REQUEST. Output the full listing below exactly as it reads, and skip anything that is a picture.

# DATA IN THIS EXERCISE start

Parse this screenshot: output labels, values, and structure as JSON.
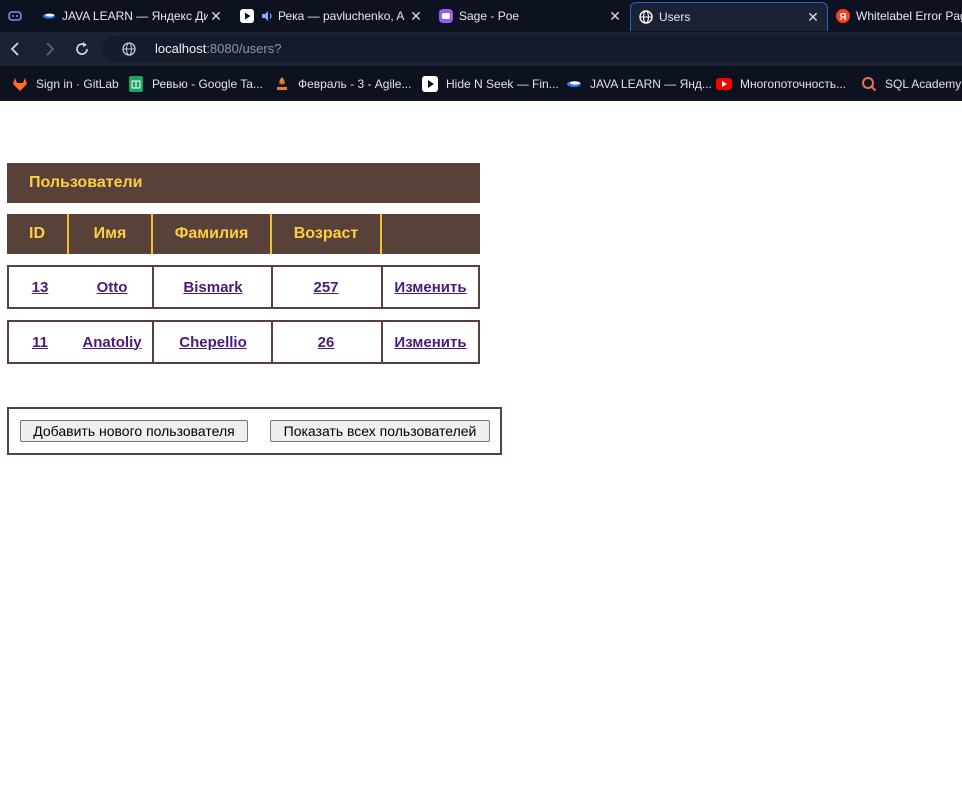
{
  "browser": {
    "tabs": [
      {
        "title": "",
        "icon": "discord-icon"
      },
      {
        "title": "JAVA LEARN — Яндекс Дис",
        "icon": "yandex-disk-icon"
      },
      {
        "title": "Река — pavluchenko, A",
        "icon": "play-icon"
      },
      {
        "title": "Sage - Poe",
        "icon": "poe-icon"
      },
      {
        "title": "Users",
        "icon": "globe-icon",
        "active": true
      },
      {
        "title": "Whitelabel Error Pag",
        "icon": "yandex-icon"
      }
    ],
    "address": {
      "host": "localhost",
      "rest": ":8080/users?"
    },
    "bookmarks": [
      {
        "label": "Sign in · GitLab",
        "icon": "gitlab-icon"
      },
      {
        "label": "Ревью - Google Ta...",
        "icon": "google-sheets-icon"
      },
      {
        "label": "Февраль - 3 - Agile...",
        "icon": "agile-icon"
      },
      {
        "label": "Hide N Seek — Fin...",
        "icon": "play-icon"
      },
      {
        "label": "JAVA LEARN — Янд...",
        "icon": "yandex-disk-icon"
      },
      {
        "label": "Многопоточность...",
        "icon": "youtube-icon"
      },
      {
        "label": "SQL Academy:",
        "icon": "sql-academy-icon"
      }
    ]
  },
  "page": {
    "title": "Пользователи",
    "columns": [
      "ID",
      "Имя",
      "Фамилия",
      "Возраст",
      ""
    ],
    "rows": [
      {
        "id": "13",
        "name": "Otto",
        "surname": "Bismark",
        "age": "257",
        "action": "Изменить"
      },
      {
        "id": "11",
        "name": "Anatoliy",
        "surname": "Chepellio",
        "age": "26",
        "action": "Изменить"
      }
    ],
    "buttons": {
      "add": "Добавить нового пользователя",
      "show_all": "Показать всех пользователей"
    }
  },
  "colors": {
    "header_bg": "#574139",
    "header_text": "#ffcf3f",
    "link": "#4b1a7a"
  }
}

# DATA IN THIS EXERCISE end

OUTPUT.
Parse this screenshot: output labels, values, and structure as JSON.
{
  "browser": {
    "tabs": [
      {
        "title": "",
        "icon": "discord-icon"
      },
      {
        "title": "JAVA LEARN — Яндекс Дис",
        "icon": "yandex-disk-icon"
      },
      {
        "title": "Река — pavluchenko, A",
        "icon": "play-icon"
      },
      {
        "title": "Sage - Poe",
        "icon": "poe-icon"
      },
      {
        "title": "Users",
        "icon": "globe-icon",
        "active": true
      },
      {
        "title": "Whitelabel Error Pag",
        "icon": "yandex-icon"
      }
    ],
    "address": {
      "host": "localhost",
      "rest": ":8080/users?"
    },
    "bookmarks": [
      {
        "label": "Sign in · GitLab",
        "icon": "gitlab-icon"
      },
      {
        "label": "Ревью - Google Ta...",
        "icon": "google-sheets-icon"
      },
      {
        "label": "Февраль - 3 - Agile...",
        "icon": "agile-icon"
      },
      {
        "label": "Hide N Seek — Fin...",
        "icon": "play-icon"
      },
      {
        "label": "JAVA LEARN — Янд...",
        "icon": "yandex-disk-icon"
      },
      {
        "label": "Многопоточность...",
        "icon": "youtube-icon"
      },
      {
        "label": "SQL Academy:",
        "icon": "sql-academy-icon"
      }
    ]
  },
  "page": {
    "title": "Пользователи",
    "columns": [
      "ID",
      "Имя",
      "Фамилия",
      "Возраст",
      ""
    ],
    "rows": [
      {
        "id": "13",
        "name": "Otto",
        "surname": "Bismark",
        "age": "257",
        "action": "Изменить"
      },
      {
        "id": "11",
        "name": "Anatoliy",
        "surname": "Chepellio",
        "age": "26",
        "action": "Изменить"
      }
    ],
    "buttons": {
      "add": "Добавить нового пользователя",
      "show_all": "Показать всех пользователей"
    }
  },
  "colors": {
    "header_bg": "#574139",
    "header_text": "#ffcf3f",
    "link": "#4b1a7a"
  }
}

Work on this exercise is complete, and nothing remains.